▶ _Exercise description_
Look for "this" in each line of the entries, and return the matching lines.

▶ _Supplied entries_
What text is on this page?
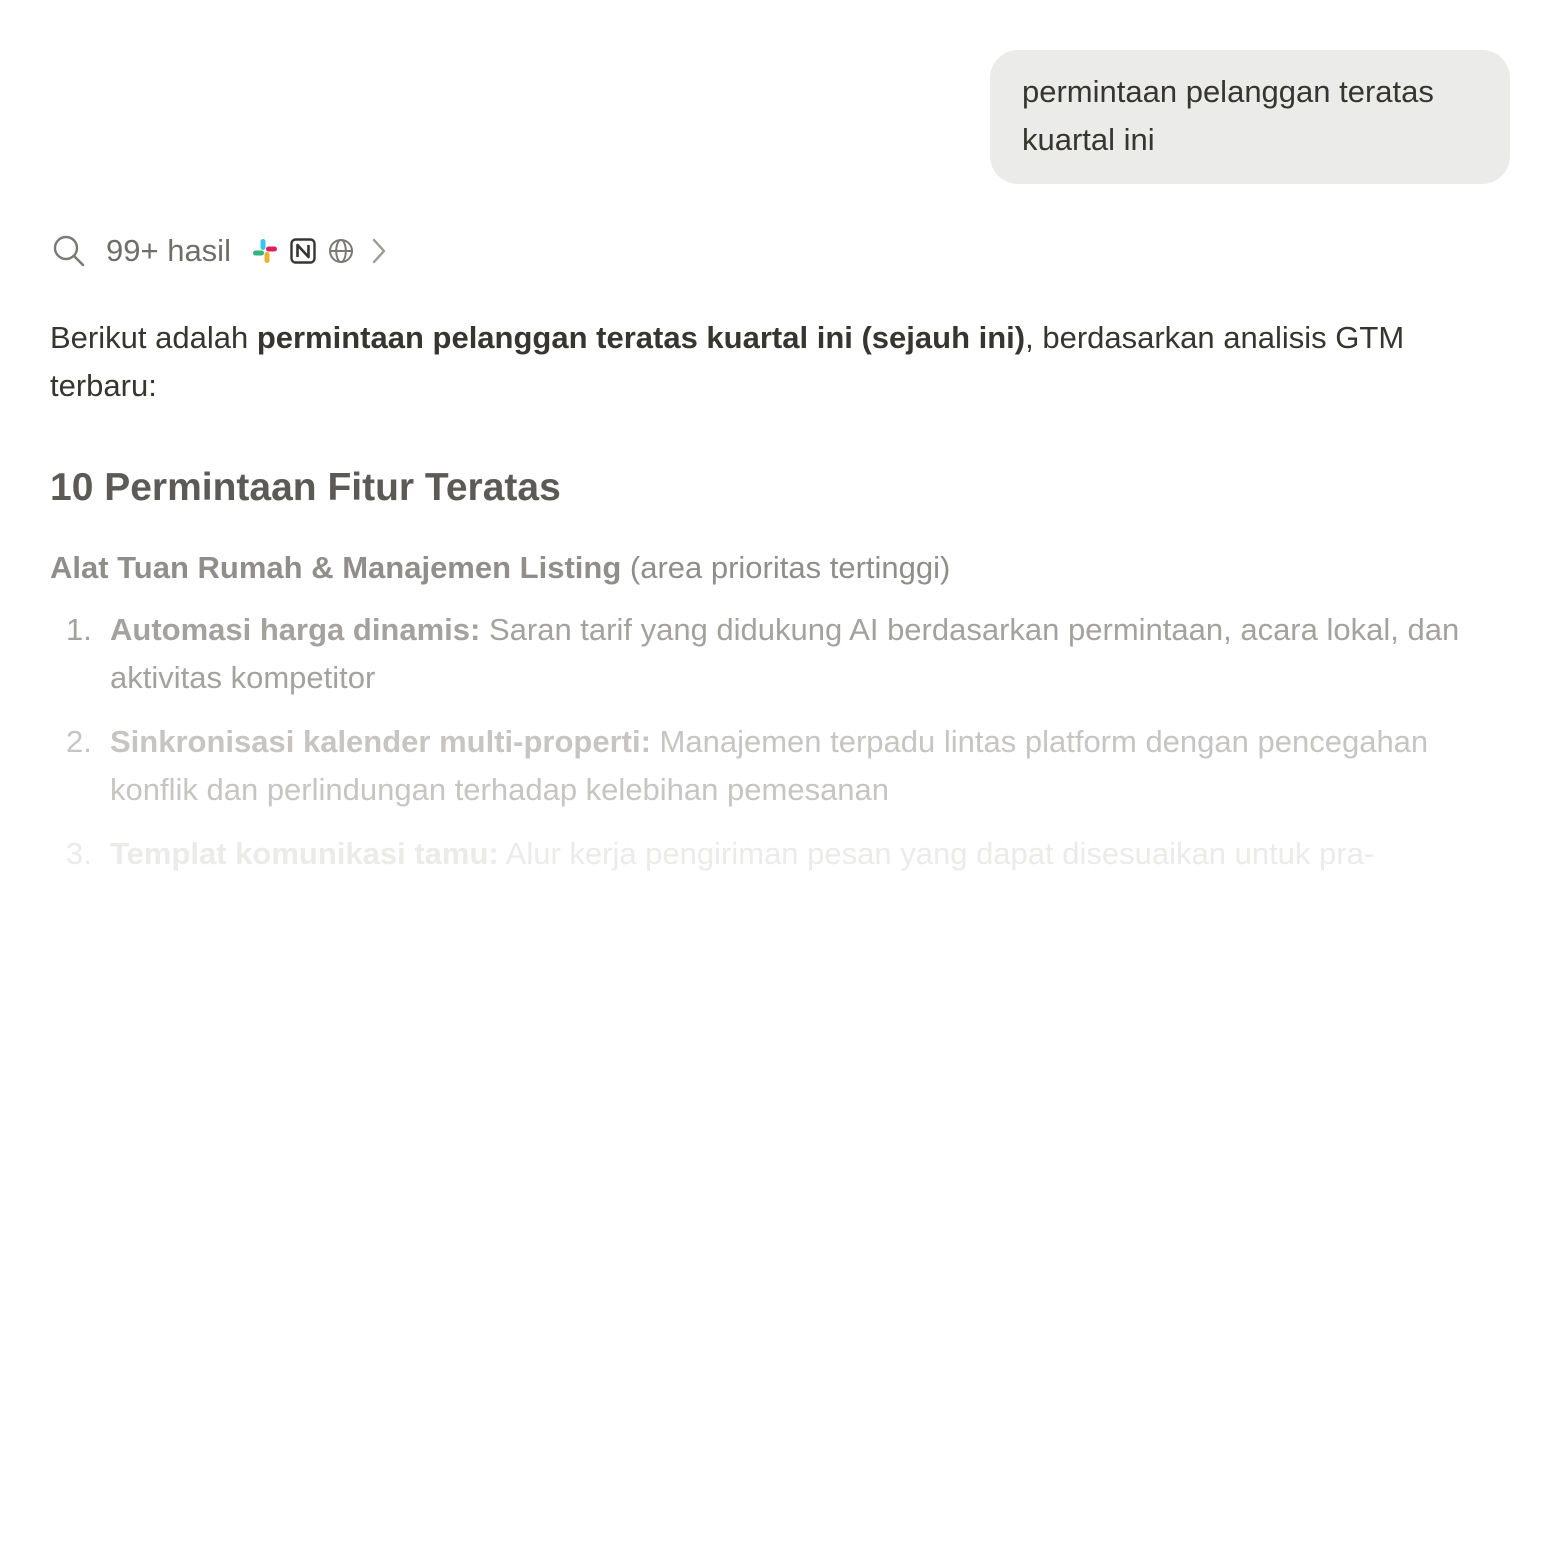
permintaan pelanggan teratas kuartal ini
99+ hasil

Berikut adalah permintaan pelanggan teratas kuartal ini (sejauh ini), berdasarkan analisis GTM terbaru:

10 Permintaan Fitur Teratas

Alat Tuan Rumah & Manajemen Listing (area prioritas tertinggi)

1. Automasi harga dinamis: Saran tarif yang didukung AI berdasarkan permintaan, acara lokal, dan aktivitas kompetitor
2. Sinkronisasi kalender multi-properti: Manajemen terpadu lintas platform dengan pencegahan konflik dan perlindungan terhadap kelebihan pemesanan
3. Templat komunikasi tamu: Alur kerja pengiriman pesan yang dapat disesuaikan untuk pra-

--

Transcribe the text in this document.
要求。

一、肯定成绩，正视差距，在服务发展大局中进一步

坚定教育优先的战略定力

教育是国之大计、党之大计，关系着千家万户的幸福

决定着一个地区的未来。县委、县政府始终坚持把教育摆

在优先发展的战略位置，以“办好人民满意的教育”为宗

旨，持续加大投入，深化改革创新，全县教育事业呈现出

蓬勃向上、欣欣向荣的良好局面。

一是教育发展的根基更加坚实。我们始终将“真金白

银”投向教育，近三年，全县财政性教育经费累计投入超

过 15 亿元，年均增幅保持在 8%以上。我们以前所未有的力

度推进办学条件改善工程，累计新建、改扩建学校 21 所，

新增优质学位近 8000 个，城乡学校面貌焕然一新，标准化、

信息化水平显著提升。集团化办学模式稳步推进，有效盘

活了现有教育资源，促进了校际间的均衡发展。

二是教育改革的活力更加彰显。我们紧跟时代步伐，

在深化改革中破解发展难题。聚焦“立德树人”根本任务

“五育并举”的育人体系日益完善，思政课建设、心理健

▶ _Task solution_
What text is on this page?
Transcribe the text in this document.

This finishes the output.